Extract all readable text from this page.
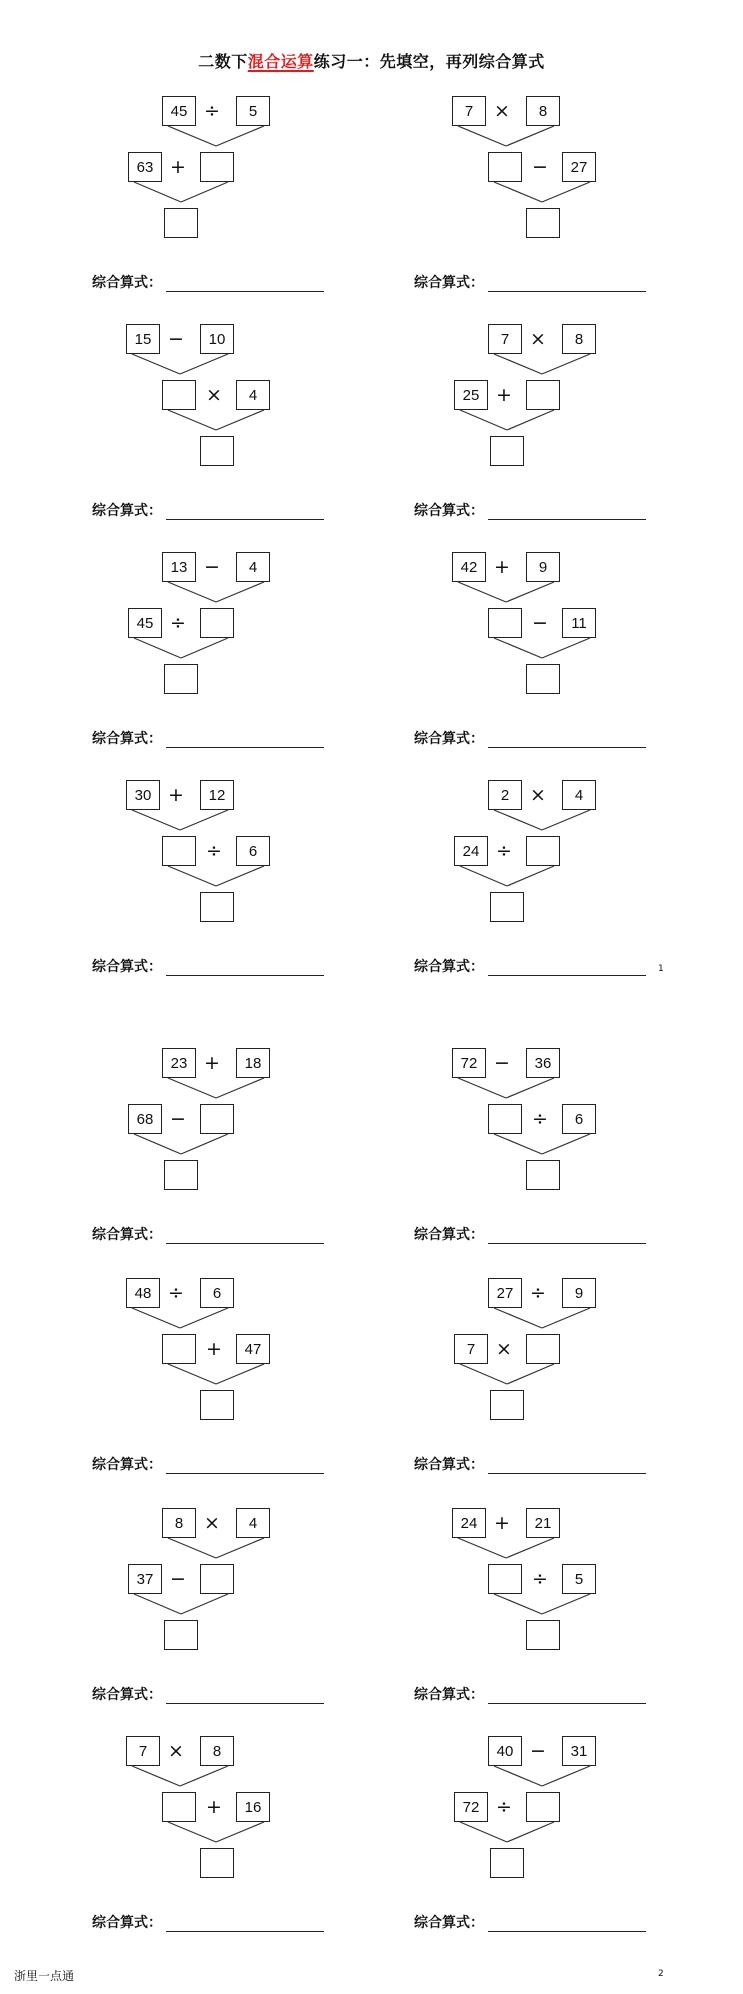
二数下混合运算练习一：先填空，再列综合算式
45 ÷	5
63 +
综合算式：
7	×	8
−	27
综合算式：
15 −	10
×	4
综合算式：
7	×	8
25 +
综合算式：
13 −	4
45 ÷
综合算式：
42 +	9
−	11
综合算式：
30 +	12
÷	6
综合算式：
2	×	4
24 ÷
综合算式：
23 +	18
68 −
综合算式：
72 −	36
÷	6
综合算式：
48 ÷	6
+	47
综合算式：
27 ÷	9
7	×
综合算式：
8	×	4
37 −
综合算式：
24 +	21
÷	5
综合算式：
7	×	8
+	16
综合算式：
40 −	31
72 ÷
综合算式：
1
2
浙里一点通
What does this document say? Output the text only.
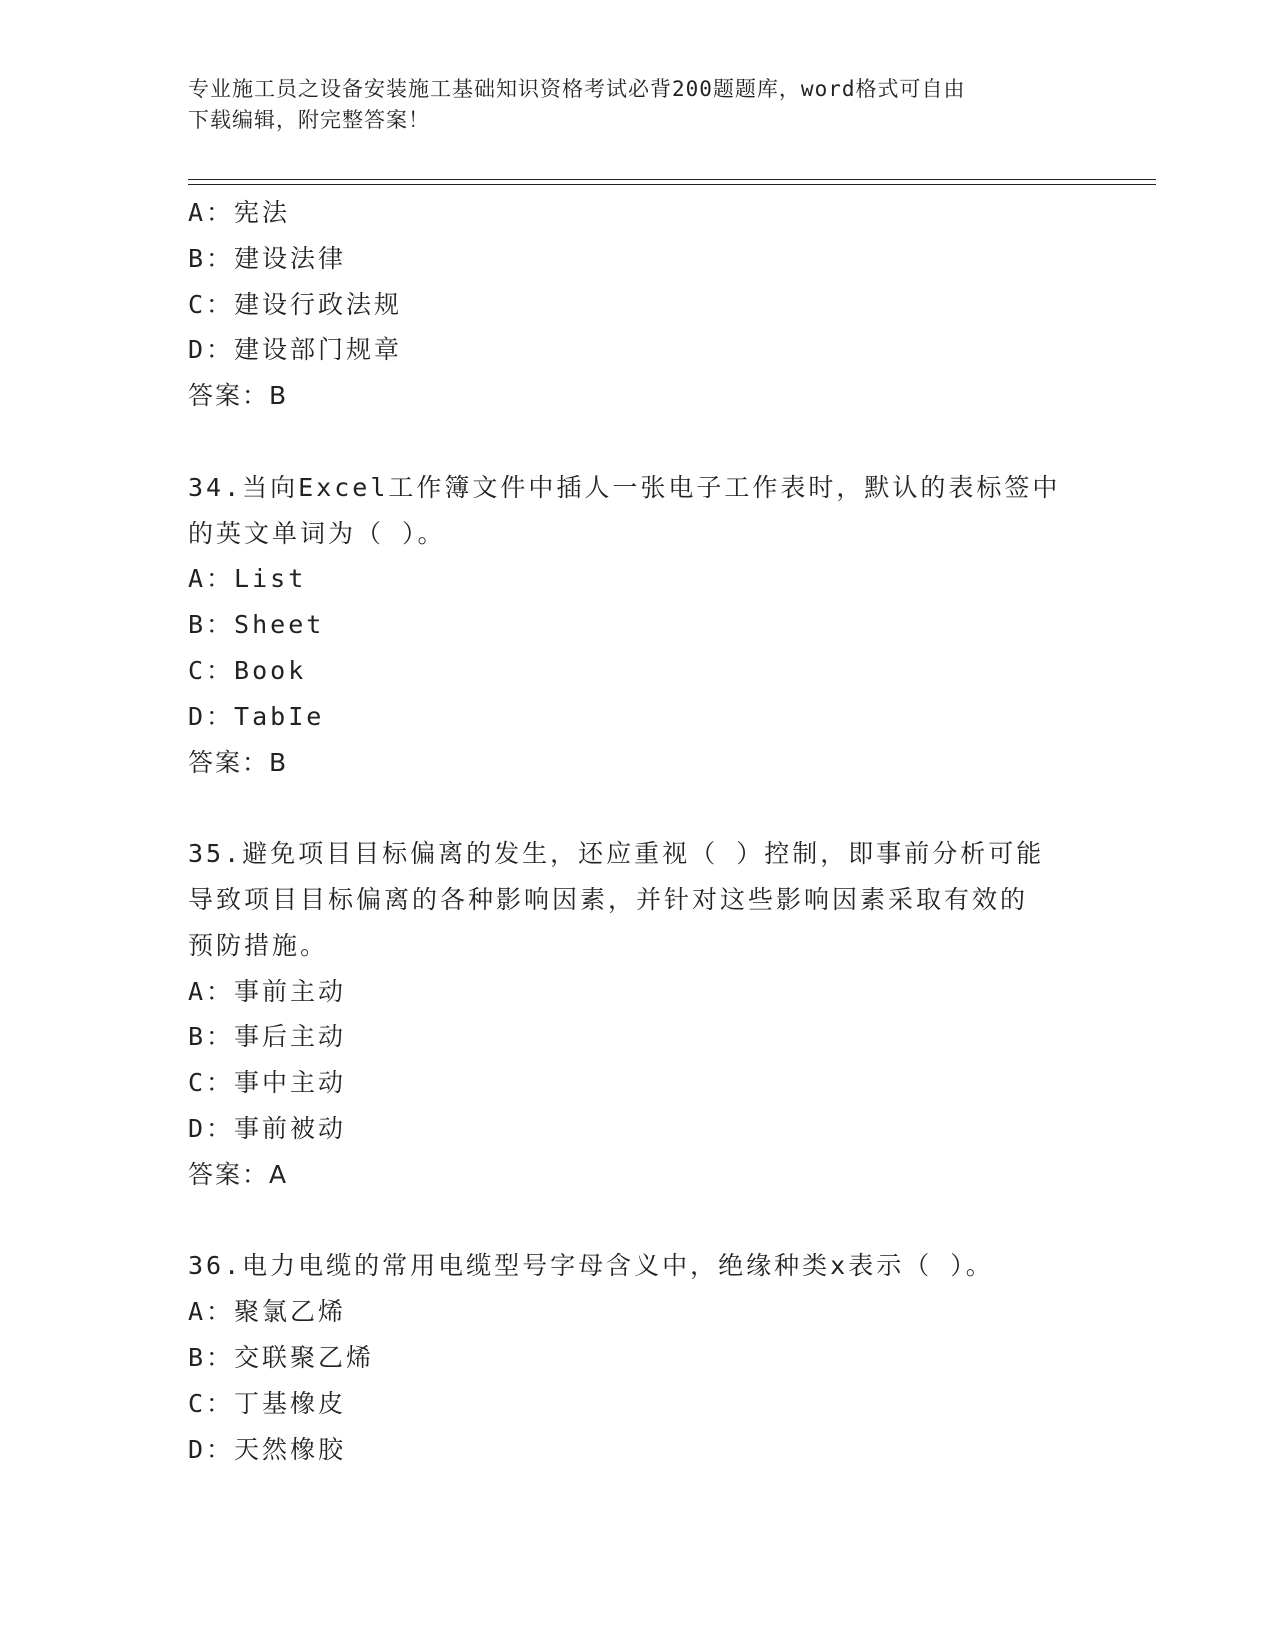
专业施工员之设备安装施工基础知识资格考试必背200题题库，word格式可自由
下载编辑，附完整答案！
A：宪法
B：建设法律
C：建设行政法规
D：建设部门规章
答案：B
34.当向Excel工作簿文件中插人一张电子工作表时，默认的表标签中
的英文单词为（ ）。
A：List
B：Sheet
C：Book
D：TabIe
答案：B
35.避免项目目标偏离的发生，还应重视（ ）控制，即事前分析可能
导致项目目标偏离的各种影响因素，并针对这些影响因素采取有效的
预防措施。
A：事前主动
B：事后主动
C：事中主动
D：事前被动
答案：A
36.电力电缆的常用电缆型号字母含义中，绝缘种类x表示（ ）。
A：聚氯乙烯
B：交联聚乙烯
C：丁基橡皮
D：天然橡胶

..........

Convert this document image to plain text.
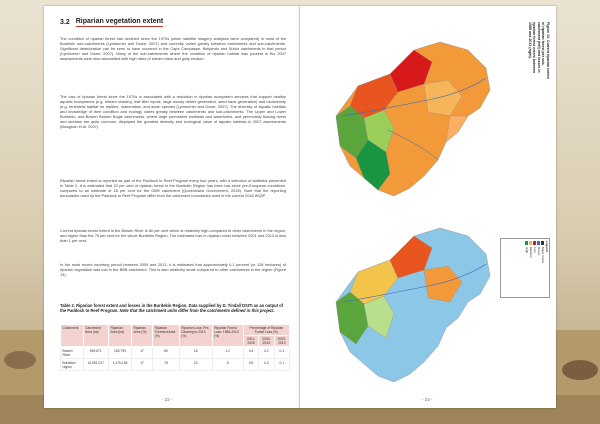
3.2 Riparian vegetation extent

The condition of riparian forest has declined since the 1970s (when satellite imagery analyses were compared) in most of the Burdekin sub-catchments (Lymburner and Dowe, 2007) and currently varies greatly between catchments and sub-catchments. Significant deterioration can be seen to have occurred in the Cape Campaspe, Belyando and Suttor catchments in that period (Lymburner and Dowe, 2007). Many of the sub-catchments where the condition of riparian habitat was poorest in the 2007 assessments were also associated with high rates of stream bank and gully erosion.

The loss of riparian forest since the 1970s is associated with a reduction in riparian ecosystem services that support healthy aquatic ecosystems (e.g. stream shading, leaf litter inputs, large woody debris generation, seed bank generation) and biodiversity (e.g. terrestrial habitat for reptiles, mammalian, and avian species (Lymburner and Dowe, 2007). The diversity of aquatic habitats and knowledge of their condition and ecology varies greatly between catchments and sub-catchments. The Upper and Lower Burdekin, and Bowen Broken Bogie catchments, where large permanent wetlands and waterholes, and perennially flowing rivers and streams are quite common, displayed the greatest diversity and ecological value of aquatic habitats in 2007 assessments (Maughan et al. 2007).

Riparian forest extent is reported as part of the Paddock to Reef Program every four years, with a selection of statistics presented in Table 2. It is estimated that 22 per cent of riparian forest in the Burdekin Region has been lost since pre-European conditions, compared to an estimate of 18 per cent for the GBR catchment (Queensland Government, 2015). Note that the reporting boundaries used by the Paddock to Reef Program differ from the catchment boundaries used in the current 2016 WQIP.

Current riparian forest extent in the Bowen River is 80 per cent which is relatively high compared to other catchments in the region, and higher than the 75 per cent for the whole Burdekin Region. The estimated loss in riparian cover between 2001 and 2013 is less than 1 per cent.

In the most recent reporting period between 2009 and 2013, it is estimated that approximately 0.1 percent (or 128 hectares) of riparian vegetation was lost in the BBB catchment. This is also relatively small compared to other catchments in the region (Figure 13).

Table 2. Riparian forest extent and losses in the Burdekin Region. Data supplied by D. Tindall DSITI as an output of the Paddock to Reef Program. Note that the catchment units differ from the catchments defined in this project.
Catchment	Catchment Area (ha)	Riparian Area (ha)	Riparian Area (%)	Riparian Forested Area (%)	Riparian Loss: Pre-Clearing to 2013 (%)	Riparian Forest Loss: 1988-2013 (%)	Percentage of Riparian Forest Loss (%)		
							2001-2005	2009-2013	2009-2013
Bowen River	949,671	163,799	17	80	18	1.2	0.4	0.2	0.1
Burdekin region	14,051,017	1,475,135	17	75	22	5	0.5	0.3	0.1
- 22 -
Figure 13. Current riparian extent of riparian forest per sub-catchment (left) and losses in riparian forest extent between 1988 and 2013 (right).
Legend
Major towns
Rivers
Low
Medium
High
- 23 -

..........

WRITTEN INSTRUCTION ->
Extract all lines from the material above that include the word "period".

RESULT FOR THIS TASK ->
The condition of riparian forest has declined since the 1970s (when satellite imagery analyses were compared) in most of the Burdekin sub-catchments (Lymburner and Dowe, 2007) and currently varies greatly between catchments and sub-catchments. Significant deterioration can be seen to have occurred in the Cape Campaspe, Belyando and Suttor catchments in that period (Lymburner and Dowe, 2007). Many of the sub-catchments where the condition of riparian habitat was poorest in the 2007 assessments were also associated with high rates of stream bank and gully erosion.
In the most recent reporting period between 2009 and 2013, it is estimated that approximately 0.1 percent (or 128 hectares) of riparian vegetation was lost in the BBB catchment. This is also relatively small compared to other catchments in the region (Figure 13).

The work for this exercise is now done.